◆ Task objective
Go through the entries below and pick out every line with "Intellectual".

◆ Exercise inputs
## Start

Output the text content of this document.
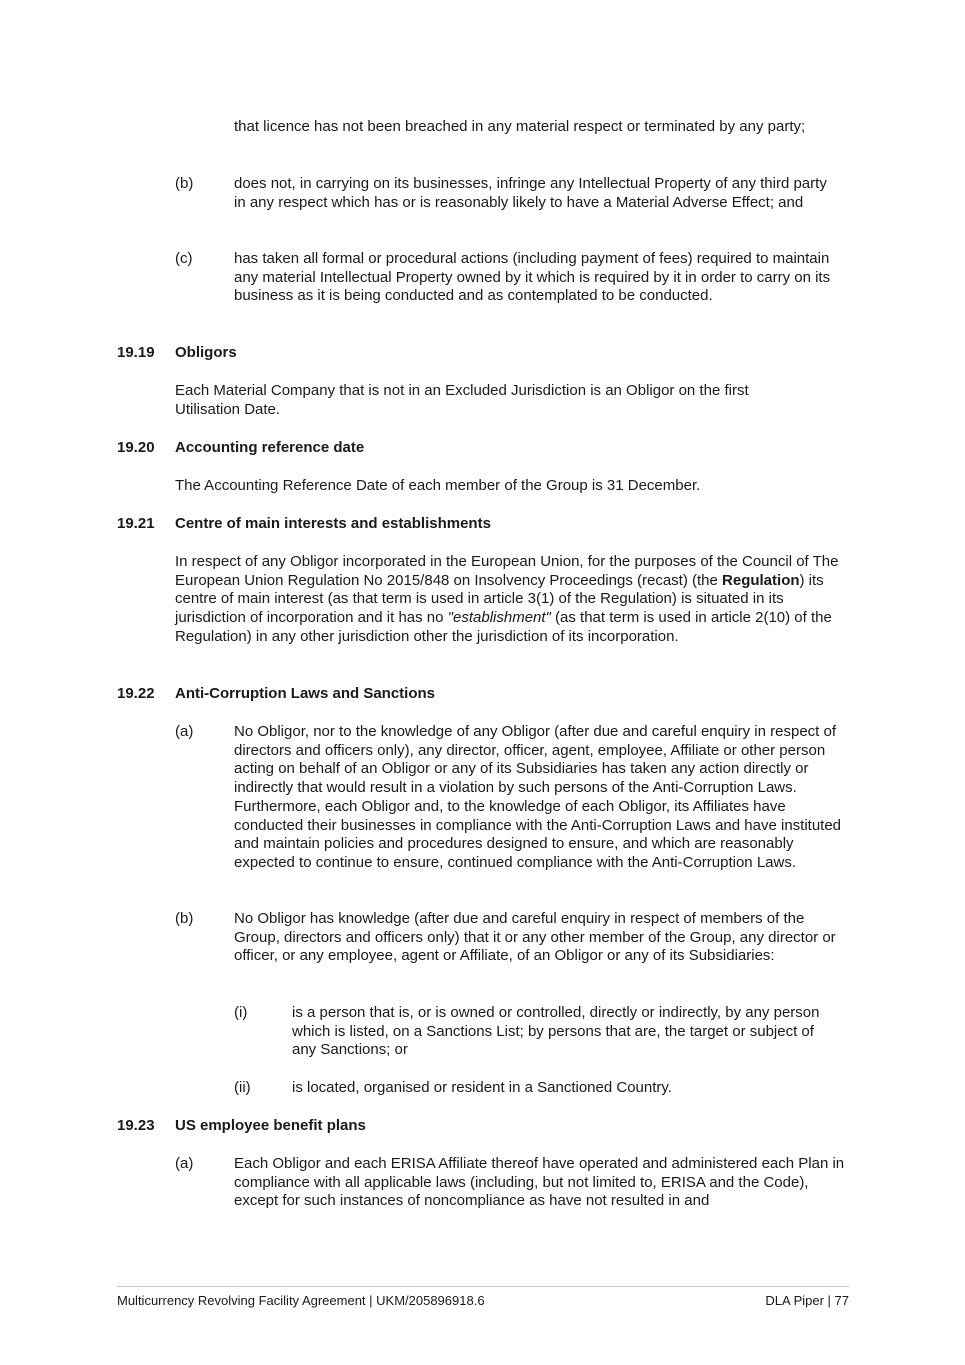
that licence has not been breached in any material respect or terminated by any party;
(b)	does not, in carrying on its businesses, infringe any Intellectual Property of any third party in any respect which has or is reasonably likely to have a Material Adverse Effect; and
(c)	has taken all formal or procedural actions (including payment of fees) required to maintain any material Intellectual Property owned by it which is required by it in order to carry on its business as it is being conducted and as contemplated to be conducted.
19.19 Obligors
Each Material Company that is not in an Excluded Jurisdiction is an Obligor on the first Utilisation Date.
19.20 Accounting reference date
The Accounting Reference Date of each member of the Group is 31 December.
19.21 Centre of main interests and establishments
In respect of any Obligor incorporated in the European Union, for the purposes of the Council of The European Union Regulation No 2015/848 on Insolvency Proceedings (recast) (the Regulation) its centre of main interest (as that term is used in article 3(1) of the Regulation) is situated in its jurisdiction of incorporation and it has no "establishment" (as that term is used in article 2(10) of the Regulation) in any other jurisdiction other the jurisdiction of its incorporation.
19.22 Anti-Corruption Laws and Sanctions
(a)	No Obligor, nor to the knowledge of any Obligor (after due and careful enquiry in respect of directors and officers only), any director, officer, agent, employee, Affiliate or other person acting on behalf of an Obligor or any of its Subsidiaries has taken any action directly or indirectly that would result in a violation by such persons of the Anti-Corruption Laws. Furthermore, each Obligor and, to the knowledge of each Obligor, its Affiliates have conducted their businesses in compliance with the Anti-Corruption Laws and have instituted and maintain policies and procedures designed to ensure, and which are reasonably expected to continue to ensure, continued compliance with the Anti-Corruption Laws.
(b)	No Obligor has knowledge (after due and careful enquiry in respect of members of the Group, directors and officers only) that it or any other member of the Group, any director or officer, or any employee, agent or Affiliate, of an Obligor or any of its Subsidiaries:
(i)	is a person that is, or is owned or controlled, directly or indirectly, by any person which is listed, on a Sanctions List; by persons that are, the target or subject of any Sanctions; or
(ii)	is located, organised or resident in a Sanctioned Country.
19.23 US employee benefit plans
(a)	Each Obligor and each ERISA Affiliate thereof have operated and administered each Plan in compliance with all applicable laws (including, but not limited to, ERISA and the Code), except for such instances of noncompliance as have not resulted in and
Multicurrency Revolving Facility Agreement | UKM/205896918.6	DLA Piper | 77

## End

◆ Result
(b)	does not, in carrying on its businesses, infringe any Intellectual Property of any third party in any respect which has or is reasonably likely to have a Material Adverse Effect; and
(c)	has taken all formal or procedural actions (including payment of fees) required to maintain any material Intellectual Property owned by it which is required by it in order to carry on its business as it is being conducted and as contemplated to be conducted.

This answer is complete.